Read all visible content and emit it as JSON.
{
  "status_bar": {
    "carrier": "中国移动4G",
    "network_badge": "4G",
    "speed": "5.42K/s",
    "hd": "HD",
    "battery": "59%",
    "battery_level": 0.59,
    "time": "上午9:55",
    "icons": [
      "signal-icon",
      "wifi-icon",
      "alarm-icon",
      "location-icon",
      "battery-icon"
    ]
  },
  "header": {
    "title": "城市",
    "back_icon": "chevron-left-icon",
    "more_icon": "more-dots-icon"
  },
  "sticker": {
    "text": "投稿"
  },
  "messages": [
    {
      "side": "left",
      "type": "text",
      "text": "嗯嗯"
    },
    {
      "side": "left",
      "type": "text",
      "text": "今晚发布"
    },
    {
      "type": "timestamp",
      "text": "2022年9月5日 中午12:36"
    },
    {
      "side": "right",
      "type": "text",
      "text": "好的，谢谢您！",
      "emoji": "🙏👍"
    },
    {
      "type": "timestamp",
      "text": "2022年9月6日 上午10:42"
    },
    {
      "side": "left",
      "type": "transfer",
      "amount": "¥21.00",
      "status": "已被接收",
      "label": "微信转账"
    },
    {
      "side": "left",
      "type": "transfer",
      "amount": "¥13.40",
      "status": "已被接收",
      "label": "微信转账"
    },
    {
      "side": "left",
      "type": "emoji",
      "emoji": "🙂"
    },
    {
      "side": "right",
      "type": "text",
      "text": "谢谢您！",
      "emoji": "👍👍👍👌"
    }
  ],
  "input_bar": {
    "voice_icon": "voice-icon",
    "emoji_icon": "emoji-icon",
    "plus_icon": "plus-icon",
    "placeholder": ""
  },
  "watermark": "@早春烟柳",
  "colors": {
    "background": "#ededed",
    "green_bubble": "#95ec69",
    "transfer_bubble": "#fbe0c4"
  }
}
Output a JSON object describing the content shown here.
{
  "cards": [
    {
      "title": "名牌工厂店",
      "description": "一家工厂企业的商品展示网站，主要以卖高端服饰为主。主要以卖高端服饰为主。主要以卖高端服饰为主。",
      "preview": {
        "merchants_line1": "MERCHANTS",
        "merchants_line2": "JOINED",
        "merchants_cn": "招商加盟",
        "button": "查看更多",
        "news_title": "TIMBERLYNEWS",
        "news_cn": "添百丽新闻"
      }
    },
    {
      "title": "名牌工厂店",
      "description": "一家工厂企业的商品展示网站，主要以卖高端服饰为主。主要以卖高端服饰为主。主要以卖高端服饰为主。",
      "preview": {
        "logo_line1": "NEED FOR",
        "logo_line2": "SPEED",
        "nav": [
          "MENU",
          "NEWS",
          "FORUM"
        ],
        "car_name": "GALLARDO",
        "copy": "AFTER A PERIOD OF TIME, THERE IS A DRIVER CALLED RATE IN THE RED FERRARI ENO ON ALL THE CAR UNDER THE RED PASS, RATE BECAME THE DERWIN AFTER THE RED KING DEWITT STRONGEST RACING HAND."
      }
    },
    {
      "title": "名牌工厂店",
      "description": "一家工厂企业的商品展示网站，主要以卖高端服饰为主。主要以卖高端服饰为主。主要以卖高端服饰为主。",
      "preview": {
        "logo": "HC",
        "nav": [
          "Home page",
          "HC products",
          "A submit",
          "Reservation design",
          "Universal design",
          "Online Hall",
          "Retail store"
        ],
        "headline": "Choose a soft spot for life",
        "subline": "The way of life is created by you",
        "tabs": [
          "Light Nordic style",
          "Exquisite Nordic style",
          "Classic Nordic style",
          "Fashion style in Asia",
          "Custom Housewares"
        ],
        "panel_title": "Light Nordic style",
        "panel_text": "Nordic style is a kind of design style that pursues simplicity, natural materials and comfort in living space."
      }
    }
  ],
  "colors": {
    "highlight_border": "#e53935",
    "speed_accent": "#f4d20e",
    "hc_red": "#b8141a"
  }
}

> WRITTEN EXERCISE:
Copy every line that includes the string "design" from the material above.

> RESPONSE TO THIS EXERCISE:
          "Reservation design",
          "Universal design",
        "panel_text": "Nordic style is a kind of design style that pursues simplicity, natural materials and comfort in living space."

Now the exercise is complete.